## Short task:
Extract all lines that hold "zásobníků" from the records below.

## Entries from a visual dataset:
.....

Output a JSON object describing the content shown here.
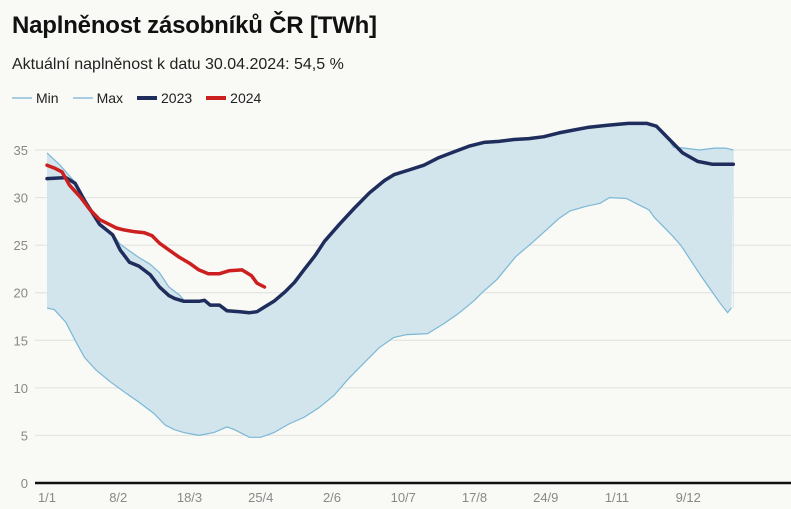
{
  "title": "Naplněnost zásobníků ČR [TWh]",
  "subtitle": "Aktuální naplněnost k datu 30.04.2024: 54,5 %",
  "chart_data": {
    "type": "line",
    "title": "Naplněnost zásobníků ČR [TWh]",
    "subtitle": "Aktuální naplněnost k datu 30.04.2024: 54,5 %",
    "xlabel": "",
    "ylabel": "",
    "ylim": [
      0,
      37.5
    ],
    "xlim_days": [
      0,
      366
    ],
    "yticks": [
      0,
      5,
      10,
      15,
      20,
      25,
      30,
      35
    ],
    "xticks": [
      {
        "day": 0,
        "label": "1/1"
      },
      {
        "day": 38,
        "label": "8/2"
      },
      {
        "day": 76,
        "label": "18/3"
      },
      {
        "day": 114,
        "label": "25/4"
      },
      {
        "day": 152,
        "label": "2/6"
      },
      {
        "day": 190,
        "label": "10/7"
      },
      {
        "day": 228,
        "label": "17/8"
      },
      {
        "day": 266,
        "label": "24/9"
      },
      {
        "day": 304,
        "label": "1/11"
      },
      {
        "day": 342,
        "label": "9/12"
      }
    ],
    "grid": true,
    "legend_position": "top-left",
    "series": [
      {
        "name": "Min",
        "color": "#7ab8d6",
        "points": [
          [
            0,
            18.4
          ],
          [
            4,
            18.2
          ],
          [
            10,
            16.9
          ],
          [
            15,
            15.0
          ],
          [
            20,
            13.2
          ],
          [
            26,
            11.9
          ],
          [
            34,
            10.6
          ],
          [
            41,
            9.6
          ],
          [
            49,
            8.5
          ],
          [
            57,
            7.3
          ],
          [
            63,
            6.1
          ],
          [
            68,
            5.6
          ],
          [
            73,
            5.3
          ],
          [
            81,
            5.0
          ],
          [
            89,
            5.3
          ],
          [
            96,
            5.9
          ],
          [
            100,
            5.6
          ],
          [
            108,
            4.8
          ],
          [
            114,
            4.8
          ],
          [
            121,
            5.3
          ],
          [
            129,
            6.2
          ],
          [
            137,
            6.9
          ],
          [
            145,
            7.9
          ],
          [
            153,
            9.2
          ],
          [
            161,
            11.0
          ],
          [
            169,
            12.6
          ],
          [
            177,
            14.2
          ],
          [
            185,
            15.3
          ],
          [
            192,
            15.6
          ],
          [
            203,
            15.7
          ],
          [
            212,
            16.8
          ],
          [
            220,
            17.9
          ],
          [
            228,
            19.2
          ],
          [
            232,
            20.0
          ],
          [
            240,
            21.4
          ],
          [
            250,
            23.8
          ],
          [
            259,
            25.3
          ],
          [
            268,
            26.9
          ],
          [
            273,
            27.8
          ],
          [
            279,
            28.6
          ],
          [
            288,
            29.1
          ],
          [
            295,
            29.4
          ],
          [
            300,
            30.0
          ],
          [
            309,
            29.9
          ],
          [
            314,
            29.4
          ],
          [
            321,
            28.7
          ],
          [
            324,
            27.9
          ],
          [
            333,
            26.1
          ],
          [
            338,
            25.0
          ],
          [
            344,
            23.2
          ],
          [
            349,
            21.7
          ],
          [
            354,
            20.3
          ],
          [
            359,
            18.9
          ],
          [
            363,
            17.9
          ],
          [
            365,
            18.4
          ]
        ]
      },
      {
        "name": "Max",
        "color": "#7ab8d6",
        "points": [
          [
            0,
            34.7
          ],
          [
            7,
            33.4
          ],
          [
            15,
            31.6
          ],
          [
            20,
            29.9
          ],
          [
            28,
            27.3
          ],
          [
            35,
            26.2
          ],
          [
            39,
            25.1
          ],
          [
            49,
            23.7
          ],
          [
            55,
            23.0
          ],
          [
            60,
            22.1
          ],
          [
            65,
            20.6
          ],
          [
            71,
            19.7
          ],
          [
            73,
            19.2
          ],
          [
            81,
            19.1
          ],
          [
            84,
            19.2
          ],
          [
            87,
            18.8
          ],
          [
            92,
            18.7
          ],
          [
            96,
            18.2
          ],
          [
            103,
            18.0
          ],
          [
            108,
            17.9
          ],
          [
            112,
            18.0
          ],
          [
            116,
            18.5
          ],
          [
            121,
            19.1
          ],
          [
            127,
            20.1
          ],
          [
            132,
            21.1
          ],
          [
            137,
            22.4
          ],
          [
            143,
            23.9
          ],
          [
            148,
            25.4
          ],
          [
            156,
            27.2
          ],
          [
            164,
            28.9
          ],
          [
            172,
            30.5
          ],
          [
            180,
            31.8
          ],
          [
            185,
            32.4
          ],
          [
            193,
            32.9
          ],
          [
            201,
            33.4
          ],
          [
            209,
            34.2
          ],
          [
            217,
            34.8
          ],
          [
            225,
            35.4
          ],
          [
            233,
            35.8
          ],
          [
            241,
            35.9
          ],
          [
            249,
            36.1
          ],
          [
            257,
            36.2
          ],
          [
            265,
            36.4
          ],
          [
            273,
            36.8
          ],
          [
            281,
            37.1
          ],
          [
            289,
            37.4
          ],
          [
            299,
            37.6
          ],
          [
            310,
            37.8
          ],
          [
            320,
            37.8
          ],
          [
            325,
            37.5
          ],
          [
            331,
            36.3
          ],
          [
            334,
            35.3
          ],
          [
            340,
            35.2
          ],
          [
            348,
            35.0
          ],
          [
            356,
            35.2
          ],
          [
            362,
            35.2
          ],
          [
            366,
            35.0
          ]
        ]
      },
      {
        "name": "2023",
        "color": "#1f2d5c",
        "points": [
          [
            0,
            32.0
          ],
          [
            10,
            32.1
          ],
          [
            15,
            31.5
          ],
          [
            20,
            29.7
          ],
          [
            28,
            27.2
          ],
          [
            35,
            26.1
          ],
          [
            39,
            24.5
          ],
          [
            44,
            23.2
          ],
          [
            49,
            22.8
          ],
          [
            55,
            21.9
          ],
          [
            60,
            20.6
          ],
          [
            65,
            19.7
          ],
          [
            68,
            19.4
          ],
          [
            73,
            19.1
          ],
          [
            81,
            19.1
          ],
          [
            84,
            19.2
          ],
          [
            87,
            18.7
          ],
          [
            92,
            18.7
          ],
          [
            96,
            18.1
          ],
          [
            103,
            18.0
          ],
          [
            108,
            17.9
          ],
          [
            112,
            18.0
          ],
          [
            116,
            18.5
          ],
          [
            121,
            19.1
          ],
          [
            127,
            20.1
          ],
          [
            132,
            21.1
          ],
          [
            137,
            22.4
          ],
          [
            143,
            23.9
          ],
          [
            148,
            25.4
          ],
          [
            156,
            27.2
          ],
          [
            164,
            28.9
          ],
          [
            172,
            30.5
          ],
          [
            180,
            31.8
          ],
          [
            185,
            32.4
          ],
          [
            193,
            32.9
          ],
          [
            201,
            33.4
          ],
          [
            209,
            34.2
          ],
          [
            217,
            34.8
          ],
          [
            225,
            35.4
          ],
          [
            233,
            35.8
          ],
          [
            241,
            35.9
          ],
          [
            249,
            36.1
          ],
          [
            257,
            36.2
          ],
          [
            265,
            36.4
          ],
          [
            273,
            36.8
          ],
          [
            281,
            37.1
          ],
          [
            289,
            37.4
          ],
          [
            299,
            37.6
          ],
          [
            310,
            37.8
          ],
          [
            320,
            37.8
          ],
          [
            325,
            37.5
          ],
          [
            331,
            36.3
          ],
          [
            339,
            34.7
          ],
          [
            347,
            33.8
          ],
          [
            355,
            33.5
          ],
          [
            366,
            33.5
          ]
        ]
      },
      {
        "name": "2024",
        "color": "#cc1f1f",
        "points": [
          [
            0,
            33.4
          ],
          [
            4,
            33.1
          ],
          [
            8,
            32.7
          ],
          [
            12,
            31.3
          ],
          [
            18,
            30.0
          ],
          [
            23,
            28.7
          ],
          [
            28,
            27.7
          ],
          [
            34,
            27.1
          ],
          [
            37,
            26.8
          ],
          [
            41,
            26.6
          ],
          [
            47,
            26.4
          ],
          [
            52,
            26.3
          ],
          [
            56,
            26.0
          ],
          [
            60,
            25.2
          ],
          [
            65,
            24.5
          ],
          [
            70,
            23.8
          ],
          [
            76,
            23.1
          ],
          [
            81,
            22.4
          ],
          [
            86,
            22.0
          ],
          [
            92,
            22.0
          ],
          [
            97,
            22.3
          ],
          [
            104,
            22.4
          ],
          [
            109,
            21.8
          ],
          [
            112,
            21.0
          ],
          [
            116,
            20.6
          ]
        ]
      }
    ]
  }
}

.....

## Completed task:
  "title": "Naplněnost zásobníků ČR [TWh]",
    "title": "Naplněnost zásobníků ČR [TWh]",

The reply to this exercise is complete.